## Aim of the exercise
Give the count of lines in the data that include the string "this", with no added remarks.

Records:
______________________________
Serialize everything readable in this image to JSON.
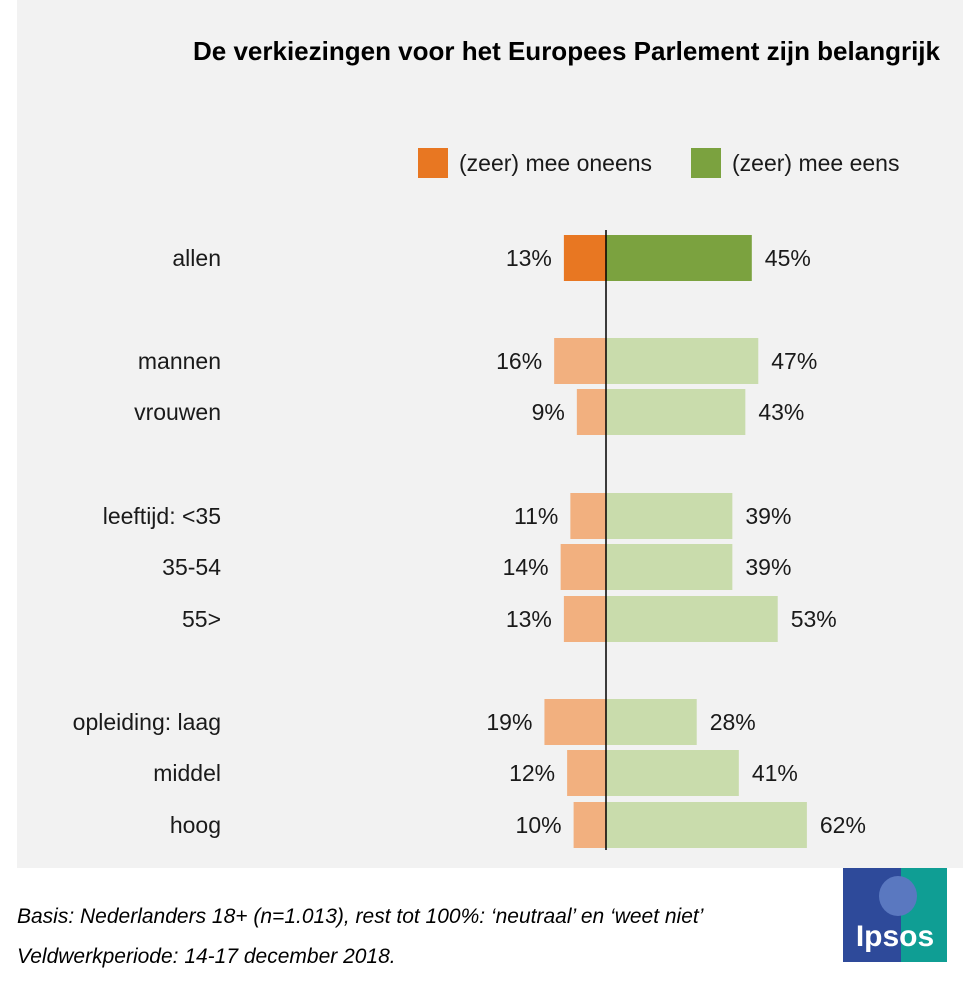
{
  "chart_data": {
    "type": "bar",
    "orientation": "horizontal-diverging",
    "title": "De verkiezingen voor het Europees Parlement zijn belangrijk",
    "legend": [
      {
        "name": "(zeer) mee oneens",
        "color": "#e87722"
      },
      {
        "name": "(zeer) mee eens",
        "color": "#7ba23f"
      }
    ],
    "categories": [
      "allen",
      "mannen",
      "vrouwen",
      "leeftijd: <35",
      "35-54",
      "55>",
      "opleiding: laag",
      "middel",
      "hoog"
    ],
    "series": [
      {
        "name": "(zeer) mee oneens",
        "values": [
          13,
          16,
          9,
          11,
          14,
          13,
          19,
          12,
          10
        ],
        "labels": [
          "13%",
          "16%",
          "9%",
          "11%",
          "14%",
          "13%",
          "19%",
          "12%",
          "10%"
        ]
      },
      {
        "name": "(zeer) mee eens",
        "values": [
          45,
          47,
          43,
          39,
          39,
          53,
          28,
          41,
          62
        ],
        "labels": [
          "45%",
          "47%",
          "43%",
          "39%",
          "39%",
          "53%",
          "28%",
          "41%",
          "62%"
        ]
      }
    ],
    "colors": {
      "disagree_dark": "#e87722",
      "disagree_light": "#f2b07f",
      "agree_dark": "#7ba23f",
      "agree_light": "#c9dcac",
      "axis": "#000000"
    },
    "legend_position": "top-right",
    "grid": false
  },
  "footer": {
    "line1": "Basis: Nederlanders 18+ (n=1.013), rest tot 100%: ‘neutraal’ en ‘weet niet’",
    "line2": "Veldwerkperiode: 14-17 december 2018."
  },
  "logo": {
    "text": "Ipsos"
  }
}
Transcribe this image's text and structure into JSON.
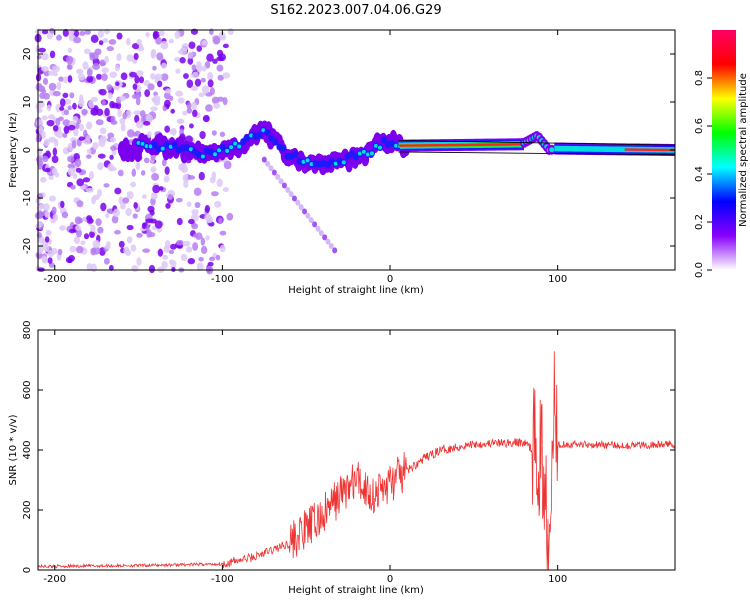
______________________________
## Correct response
2